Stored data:
* begin *

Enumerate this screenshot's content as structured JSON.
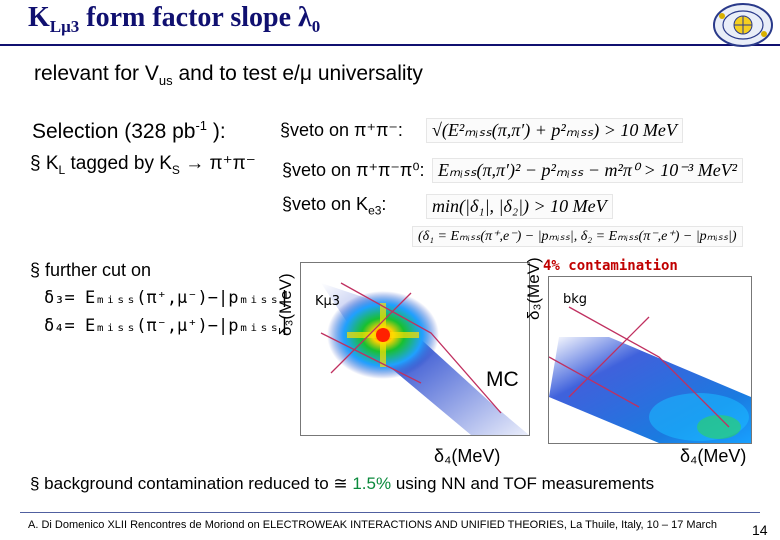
{
  "title": {
    "main": "K",
    "sub": "Lμ3",
    "rest": " form factor slope λ",
    "zero": "0"
  },
  "subtitle": {
    "pre": "relevant for V",
    "sub": "us",
    "post": " and to test e/μ universality"
  },
  "selection": {
    "pre": "Selection (328 pb",
    "sup": "-1",
    "post": " ):"
  },
  "kl_tag": {
    "bullet": "§",
    "pre": " K",
    "sub1": "L",
    "mid": " tagged by K",
    "sub2": "S",
    "post": " → π⁺π⁻"
  },
  "vetoes": [
    {
      "label": "§veto on π⁺π⁻:"
    },
    {
      "label": "§veto on π⁺π⁻π⁰:"
    },
    {
      "label": "§veto on K",
      "sub": "e3",
      "post": ":"
    }
  ],
  "formulas": {
    "f1": "√(E²ₘᵢₛₛ(π,π′) + p²ₘᵢₛₛ) > 10 MeV",
    "f2": "Eₘᵢₛₛ(π,π′)² − p²ₘᵢₛₛ − m²π⁰ > 10⁻³ MeV²",
    "f3": "min(|δ₁|, |δ₂|) > 10 MeV",
    "f4": "(δ₁ = Eₘᵢₛₛ(π⁺,e⁻) − |pₘᵢₛₛ|, δ₂ = Eₘᵢₛₛ(π⁻,e⁺) − |pₘᵢₛₛ|)"
  },
  "cut": {
    "line1": "§ further cut on",
    "line2": "δ₃= Eₘᵢₛₛ(π⁺,μ⁻)−|pₘᵢₛₛ|",
    "line3": "δ₄= Eₘᵢₛₛ(π⁻,μ⁺)−|pₘᵢₛₛ|"
  },
  "plots": {
    "left": {
      "ylabel": "δ₃(MeV)",
      "label": "Kμ3"
    },
    "right": {
      "ylabel": "δ₃(MeV)",
      "label": "bkg"
    },
    "contamination": "4% contamination",
    "mc": "MC",
    "xlabel_left": "δ₄(MeV)",
    "xlabel_right": "δ₄(MeV)"
  },
  "background_line": {
    "pre": "§ background contamination reduced to ≅ ",
    "value": "1.5%",
    "post": " using NN and TOF measurements"
  },
  "footer": "A. Di Domenico   XLII Rencontres de Moriond on ELECTROWEAK INTERACTIONS AND UNIFIED THEORIES, La Thuile, Italy, 10 – 17 March 2007",
  "page_number": "14",
  "colors": {
    "title": "#101070",
    "highlight": "#0b8a3c",
    "contamination": "#c00000"
  }
}
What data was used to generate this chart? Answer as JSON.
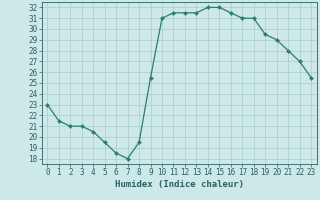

* end *

TASK STATEMENT. In the listing, find each line with the string "p²ₘᵢₛₛ" and copy it.

PROBLEM SOLUTION.
    "f1": "√(E²ₘᵢₛₛ(π,π′) + p²ₘᵢₛₛ) > 10 MeV",
    "f2": "Eₘᵢₛₛ(π,π′)² − p²ₘᵢₛₛ − m²π⁰ > 10⁻³ MeV²",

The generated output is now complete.